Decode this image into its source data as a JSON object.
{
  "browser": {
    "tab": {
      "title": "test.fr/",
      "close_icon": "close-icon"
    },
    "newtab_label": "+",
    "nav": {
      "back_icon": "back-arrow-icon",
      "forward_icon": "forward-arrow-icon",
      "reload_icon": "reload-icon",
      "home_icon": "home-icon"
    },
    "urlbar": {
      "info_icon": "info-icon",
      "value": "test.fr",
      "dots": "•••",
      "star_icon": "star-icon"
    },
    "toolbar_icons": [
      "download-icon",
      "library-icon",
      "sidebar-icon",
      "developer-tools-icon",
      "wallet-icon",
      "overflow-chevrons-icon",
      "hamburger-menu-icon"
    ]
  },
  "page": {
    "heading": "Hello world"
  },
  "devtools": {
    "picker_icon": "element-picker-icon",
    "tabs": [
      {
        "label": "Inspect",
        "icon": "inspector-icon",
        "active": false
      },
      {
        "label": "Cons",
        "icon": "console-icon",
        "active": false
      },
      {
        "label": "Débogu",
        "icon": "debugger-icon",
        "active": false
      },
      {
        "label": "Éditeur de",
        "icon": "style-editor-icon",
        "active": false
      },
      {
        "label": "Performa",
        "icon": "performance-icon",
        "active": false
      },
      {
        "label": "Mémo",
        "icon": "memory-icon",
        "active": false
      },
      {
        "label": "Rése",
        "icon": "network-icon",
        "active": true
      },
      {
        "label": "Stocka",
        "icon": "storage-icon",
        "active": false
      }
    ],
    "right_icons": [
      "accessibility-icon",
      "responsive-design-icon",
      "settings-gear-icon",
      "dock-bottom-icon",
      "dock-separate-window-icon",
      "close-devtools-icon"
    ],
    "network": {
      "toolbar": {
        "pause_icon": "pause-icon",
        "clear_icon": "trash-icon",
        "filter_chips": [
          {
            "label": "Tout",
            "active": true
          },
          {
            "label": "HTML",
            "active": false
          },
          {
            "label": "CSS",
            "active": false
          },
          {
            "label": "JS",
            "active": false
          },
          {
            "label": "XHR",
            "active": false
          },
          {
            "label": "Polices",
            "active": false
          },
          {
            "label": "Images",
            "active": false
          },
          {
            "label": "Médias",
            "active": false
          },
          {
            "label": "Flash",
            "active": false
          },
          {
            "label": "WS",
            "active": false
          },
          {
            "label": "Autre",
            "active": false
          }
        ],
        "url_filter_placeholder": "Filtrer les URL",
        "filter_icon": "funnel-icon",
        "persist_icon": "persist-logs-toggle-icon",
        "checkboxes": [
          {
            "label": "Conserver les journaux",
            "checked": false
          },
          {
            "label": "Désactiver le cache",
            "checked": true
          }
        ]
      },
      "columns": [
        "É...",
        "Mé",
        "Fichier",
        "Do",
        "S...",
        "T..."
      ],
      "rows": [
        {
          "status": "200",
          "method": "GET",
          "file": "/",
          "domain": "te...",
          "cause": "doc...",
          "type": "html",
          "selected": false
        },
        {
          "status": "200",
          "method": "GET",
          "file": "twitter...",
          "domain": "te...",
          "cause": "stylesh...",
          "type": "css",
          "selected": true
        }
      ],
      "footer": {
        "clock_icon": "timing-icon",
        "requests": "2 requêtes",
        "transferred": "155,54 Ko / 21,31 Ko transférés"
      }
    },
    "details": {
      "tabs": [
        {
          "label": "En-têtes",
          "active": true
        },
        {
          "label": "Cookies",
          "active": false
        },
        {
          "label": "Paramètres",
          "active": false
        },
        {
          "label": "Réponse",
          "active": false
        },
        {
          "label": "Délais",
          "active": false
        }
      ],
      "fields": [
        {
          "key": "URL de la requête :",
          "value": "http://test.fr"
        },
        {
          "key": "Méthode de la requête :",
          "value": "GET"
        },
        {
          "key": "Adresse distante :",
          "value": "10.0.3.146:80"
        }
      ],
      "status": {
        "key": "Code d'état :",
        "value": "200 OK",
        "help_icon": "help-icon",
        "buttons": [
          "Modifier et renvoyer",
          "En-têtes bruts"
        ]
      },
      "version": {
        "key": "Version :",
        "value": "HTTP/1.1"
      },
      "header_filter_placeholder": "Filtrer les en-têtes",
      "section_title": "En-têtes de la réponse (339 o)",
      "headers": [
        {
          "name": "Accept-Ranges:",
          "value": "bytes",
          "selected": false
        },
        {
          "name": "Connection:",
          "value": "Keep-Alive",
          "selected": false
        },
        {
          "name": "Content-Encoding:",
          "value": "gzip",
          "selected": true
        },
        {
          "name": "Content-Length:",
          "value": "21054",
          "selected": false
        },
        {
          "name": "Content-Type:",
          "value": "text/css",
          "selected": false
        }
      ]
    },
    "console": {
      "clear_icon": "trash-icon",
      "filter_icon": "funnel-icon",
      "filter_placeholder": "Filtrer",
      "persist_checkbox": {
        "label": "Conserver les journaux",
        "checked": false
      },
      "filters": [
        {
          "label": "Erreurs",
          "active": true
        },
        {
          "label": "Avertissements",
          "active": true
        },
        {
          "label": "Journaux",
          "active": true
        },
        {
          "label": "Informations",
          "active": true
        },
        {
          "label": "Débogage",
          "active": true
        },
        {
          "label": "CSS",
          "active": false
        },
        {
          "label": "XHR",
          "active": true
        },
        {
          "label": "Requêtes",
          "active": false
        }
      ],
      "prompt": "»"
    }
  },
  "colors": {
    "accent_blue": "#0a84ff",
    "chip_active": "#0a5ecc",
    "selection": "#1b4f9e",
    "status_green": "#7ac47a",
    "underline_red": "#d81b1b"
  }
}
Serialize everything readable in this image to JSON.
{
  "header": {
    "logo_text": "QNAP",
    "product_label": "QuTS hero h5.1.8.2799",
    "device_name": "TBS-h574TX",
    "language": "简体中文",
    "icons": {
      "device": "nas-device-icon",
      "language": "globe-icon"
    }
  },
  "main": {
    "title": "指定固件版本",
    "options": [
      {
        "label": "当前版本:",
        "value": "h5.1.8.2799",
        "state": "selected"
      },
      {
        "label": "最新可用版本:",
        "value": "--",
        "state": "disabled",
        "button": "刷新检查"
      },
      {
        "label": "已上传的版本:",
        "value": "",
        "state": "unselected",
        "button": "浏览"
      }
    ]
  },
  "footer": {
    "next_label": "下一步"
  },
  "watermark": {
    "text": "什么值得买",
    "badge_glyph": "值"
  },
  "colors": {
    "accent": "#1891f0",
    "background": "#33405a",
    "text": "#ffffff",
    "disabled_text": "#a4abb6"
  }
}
■ ■ ■
## What needs to be done
Print all the data exactly.

## Result
Decode this image into its source data as a JSON object.
{
  "browser": {
    "tab": {
      "title": "test.fr/",
      "close_icon": "close-icon"
    },
    "newtab_label": "+",
    "nav": {
      "back_icon": "back-arrow-icon",
      "forward_icon": "forward-arrow-icon",
      "reload_icon": "reload-icon",
      "home_icon": "home-icon"
    },
    "urlbar": {
      "info_icon": "info-icon",
      "value": "test.fr",
      "dots": "•••",
      "star_icon": "star-icon"
    },
    "toolbar_icons": [
      "download-icon",
      "library-icon",
      "sidebar-icon",
      "developer-tools-icon",
      "wallet-icon",
      "overflow-chevrons-icon",
      "hamburger-menu-icon"
    ]
  },
  "page": {
    "heading": "Hello world"
  },
  "devtools": {
    "picker_icon": "element-picker-icon",
    "tabs": [
      {
        "label": "Inspect",
        "icon": "inspector-icon",
        "active": false
      },
      {
        "label": "Cons",
        "icon": "console-icon",
        "active": false
      },
      {
        "label": "Débogu",
        "icon": "debugger-icon",
        "active": false
      },
      {
        "label": "Éditeur de",
        "icon": "style-editor-icon",
        "active": false
      },
      {
        "label": "Performa",
        "icon": "performance-icon",
        "active": false
      },
      {
        "label": "Mémo",
        "icon": "memory-icon",
        "active": false
      },
      {
        "label": "Rése",
        "icon": "network-icon",
        "active": true
      },
      {
        "label": "Stocka",
        "icon": "storage-icon",
        "active": false
      }
    ],
    "right_icons": [
      "accessibility-icon",
      "responsive-design-icon",
      "settings-gear-icon",
      "dock-bottom-icon",
      "dock-separate-window-icon",
      "close-devtools-icon"
    ],
    "network": {
      "toolbar": {
        "pause_icon": "pause-icon",
        "clear_icon": "trash-icon",
        "filter_chips": [
          {
            "label": "Tout",
            "active": true
          },
          {
            "label": "HTML",
            "active": false
          },
          {
            "label": "CSS",
            "active": false
          },
          {
            "label": "JS",
            "active": false
          },
          {
            "label": "XHR",
            "active": false
          },
          {
            "label": "Polices",
            "active": false
          },
          {
            "label": "Images",
            "active": false
          },
          {
            "label": "Médias",
            "active": false
          },
          {
            "label": "Flash",
            "active": false
          },
          {
            "label": "WS",
            "active": false
          },
          {
            "label": "Autre",
            "active": false
          }
        ],
        "url_filter_placeholder": "Filtrer les URL",
        "filter_icon": "funnel-icon",
        "persist_icon": "persist-logs-toggle-icon",
        "checkboxes": [
          {
            "label": "Conserver les journaux",
            "checked": false
          },
          {
            "label": "Désactiver le cache",
            "checked": true
          }
        ]
      },
      "columns": [
        "É...",
        "Mé",
        "Fichier",
        "Do",
        "S...",
        "T..."
      ],
      "rows": [
        {
          "status": "200",
          "method": "GET",
          "file": "/",
          "domain": "te...",
          "cause": "doc...",
          "type": "html",
          "selected": false
        },
        {
          "status": "200",
          "method": "GET",
          "file": "twitter...",
          "domain": "te...",
          "cause": "stylesh...",
          "type": "css",
          "selected": true
        }
      ],
      "footer": {
        "clock_icon": "timing-icon",
        "requests": "2 requêtes",
        "transferred": "155,54 Ko / 21,31 Ko transférés"
      }
    },
    "details": {
      "tabs": [
        {
          "label": "En-têtes",
          "active": true
        },
        {
          "label": "Cookies",
          "active": false
        },
        {
          "label": "Paramètres",
          "active": false
        },
        {
          "label": "Réponse",
          "active": false
        },
        {
          "label": "Délais",
          "active": false
        }
      ],
      "fields": [
        {
          "key": "URL de la requête :",
          "value": "http://test.fr"
        },
        {
          "key": "Méthode de la requête :",
          "value": "GET"
        },
        {
          "key": "Adresse distante :",
          "value": "10.0.3.146:80"
        }
      ],
      "status": {
        "key": "Code d'état :",
        "value": "200 OK",
        "help_icon": "help-icon",
        "buttons": [
          "Modifier et renvoyer",
          "En-têtes bruts"
        ]
      },
      "version": {
        "key": "Version :",
        "value": "HTTP/1.1"
      },
      "header_filter_placeholder": "Filtrer les en-têtes",
      "section_title": "En-têtes de la réponse (339 o)",
      "headers": [
        {
          "name": "Accept-Ranges:",
          "value": "bytes",
          "selected": false
        },
        {
          "name": "Connection:",
          "value": "Keep-Alive",
          "selected": false
        },
        {
          "name": "Content-Encoding:",
          "value": "gzip",
          "selected": true
        },
        {
          "name": "Content-Length:",
          "value": "21054",
          "selected": false
        },
        {
          "name": "Content-Type:",
          "value": "text/css",
          "selected": false
        }
      ]
    },
    "console": {
      "clear_icon": "trash-icon",
      "filter_icon": "funnel-icon",
      "filter_placeholder": "Filtrer",
      "persist_checkbox": {
        "label": "Conserver les journaux",
        "checked": false
      },
      "filters": [
        {
          "label": "Erreurs",
          "active": true
        },
        {
          "label": "Avertissements",
          "active": true
        },
        {
          "label": "Journaux",
          "active": true
        },
        {
          "label": "Informations",
          "active": true
        },
        {
          "label": "Débogage",
          "active": true
        },
        {
          "label": "CSS",
          "active": false
        },
        {
          "label": "XHR",
          "active": true
        },
        {
          "label": "Requêtes",
          "active": false
        }
      ],
      "prompt": "»"
    }
  },
  "colors": {
    "accent_blue": "#0a84ff",
    "chip_active": "#0a5ecc",
    "selection": "#1b4f9e",
    "status_green": "#7ac47a",
    "underline_red": "#d81b1b"
  }
}
Serialize everything readable in this image to JSON.
{
  "header": {
    "logo_text": "QNAP",
    "product_label": "QuTS hero h5.1.8.2799",
    "device_name": "TBS-h574TX",
    "language": "简体中文",
    "icons": {
      "device": "nas-device-icon",
      "language": "globe-icon"
    }
  },
  "main": {
    "title": "指定固件版本",
    "options": [
      {
        "label": "当前版本:",
        "value": "h5.1.8.2799",
        "state": "selected"
      },
      {
        "label": "最新可用版本:",
        "value": "--",
        "state": "disabled",
        "button": "刷新检查"
      },
      {
        "label": "已上传的版本:",
        "value": "",
        "state": "unselected",
        "button": "浏览"
      }
    ]
  },
  "footer": {
    "next_label": "下一步"
  },
  "watermark": {
    "text": "什么值得买",
    "badge_glyph": "值"
  },
  "colors": {
    "accent": "#1891f0",
    "background": "#33405a",
    "text": "#ffffff",
    "disabled_text": "#a4abb6"
  }
}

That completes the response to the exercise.